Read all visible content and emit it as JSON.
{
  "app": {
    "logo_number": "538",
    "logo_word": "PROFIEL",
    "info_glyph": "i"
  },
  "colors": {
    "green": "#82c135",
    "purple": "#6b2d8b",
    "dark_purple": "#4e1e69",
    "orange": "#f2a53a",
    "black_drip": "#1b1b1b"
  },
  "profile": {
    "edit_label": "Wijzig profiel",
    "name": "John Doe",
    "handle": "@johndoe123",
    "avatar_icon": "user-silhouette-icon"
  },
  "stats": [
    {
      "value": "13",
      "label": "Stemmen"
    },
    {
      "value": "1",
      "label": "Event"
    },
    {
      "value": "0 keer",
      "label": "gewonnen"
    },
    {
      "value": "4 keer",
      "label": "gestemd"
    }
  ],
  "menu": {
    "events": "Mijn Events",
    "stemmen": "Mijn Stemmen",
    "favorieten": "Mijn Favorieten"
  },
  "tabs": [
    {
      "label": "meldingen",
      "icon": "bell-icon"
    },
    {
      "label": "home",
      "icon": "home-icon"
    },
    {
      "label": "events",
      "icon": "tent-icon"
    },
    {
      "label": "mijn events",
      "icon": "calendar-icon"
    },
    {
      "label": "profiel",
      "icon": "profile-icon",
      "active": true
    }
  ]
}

--------------------

> EXERCISE
Repeat the material in full, exactly as it stands.

> FINISHED EXERCISE
Read all visible content and emit it as JSON.
{
  "app": {
    "logo_number": "538",
    "logo_word": "PROFIEL",
    "info_glyph": "i"
  },
  "colors": {
    "green": "#82c135",
    "purple": "#6b2d8b",
    "dark_purple": "#4e1e69",
    "orange": "#f2a53a",
    "black_drip": "#1b1b1b"
  },
  "profile": {
    "edit_label": "Wijzig profiel",
    "name": "John Doe",
    "handle": "@johndoe123",
    "avatar_icon": "user-silhouette-icon"
  },
  "stats": [
    {
      "value": "13",
      "label": "Stemmen"
    },
    {
      "value": "1",
      "label": "Event"
    },
    {
      "value": "0 keer",
      "label": "gewonnen"
    },
    {
      "value": "4 keer",
      "label": "gestemd"
    }
  ],
  "menu": {
    "events": "Mijn Events",
    "stemmen": "Mijn Stemmen",
    "favorieten": "Mijn Favorieten"
  },
  "tabs": [
    {
      "label": "meldingen",
      "icon": "bell-icon"
    },
    {
      "label": "home",
      "icon": "home-icon"
    },
    {
      "label": "events",
      "icon": "tent-icon"
    },
    {
      "label": "mijn events",
      "icon": "calendar-icon"
    },
    {
      "label": "profiel",
      "icon": "profile-icon",
      "active": true
    }
  ]
}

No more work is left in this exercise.